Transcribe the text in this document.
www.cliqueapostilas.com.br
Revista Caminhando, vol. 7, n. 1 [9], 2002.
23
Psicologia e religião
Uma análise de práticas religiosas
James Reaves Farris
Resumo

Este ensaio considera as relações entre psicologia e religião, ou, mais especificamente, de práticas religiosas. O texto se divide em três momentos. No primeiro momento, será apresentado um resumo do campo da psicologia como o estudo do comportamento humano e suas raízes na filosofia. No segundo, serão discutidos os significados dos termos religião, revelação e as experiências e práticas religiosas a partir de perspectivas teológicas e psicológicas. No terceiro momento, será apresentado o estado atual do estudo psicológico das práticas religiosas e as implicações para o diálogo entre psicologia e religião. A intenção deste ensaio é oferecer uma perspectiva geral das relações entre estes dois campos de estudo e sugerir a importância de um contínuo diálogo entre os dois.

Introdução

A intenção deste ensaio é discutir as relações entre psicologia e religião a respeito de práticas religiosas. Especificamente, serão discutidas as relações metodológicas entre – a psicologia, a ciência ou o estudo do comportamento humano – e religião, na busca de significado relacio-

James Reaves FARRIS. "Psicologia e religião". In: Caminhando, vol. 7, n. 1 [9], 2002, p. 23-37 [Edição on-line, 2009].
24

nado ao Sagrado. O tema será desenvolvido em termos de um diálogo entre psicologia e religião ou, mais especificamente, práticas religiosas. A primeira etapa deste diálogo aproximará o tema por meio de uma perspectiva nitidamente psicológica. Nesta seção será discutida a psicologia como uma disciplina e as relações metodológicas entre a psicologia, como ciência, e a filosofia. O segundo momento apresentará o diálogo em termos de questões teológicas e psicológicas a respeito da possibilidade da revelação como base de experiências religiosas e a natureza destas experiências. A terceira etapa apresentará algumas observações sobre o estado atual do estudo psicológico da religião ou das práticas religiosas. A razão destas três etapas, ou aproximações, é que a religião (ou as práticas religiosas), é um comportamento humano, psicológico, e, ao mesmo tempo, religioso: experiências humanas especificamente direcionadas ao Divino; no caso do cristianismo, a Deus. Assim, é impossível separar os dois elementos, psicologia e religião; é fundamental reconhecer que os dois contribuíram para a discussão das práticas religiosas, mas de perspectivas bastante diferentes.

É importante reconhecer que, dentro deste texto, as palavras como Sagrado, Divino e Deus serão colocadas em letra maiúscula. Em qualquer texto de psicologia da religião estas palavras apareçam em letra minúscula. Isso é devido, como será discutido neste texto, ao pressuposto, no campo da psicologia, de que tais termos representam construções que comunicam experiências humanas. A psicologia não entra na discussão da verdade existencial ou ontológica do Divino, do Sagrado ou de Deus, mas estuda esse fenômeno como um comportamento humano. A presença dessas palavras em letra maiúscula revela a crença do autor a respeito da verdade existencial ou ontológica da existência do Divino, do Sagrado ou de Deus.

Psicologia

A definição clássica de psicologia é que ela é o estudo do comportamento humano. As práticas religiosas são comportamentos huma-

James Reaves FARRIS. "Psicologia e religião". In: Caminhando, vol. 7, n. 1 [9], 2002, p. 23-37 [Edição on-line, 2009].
##############################
Written exercise —
In the entries above, find every line with the word "intenção" and list it.

Reply to the exercise —
Este ensaio considera as relações entre psicologia e religião, ou, mais especificamente, de práticas religiosas. O texto se divide em três momentos. No primeiro momento, será apresentado um resumo do campo da psicologia como o estudo do comportamento humano e suas raízes na filosofia. No segundo, serão discutidos os significados dos termos religião, revelação e as experiências e práticas religiosas a partir de perspectivas teológicas e psicológicas. No terceiro momento, será apresentado o estado atual do estudo psicológico das práticas religiosas e as implicações para o diálogo entre psicologia e religião. A intenção deste ensaio é oferecer uma perspectiva geral das relações entre estes dois campos de estudo e sugerir a importância de um contínuo diálogo entre os dois.
A intenção deste ensaio é discutir as relações entre psicologia e religião a respeito de práticas religiosas. Especificamente, serão discutidas as relações metodológicas entre – a psicologia, a ciência ou o estudo do comportamento humano – e religião, na busca de significado relacio-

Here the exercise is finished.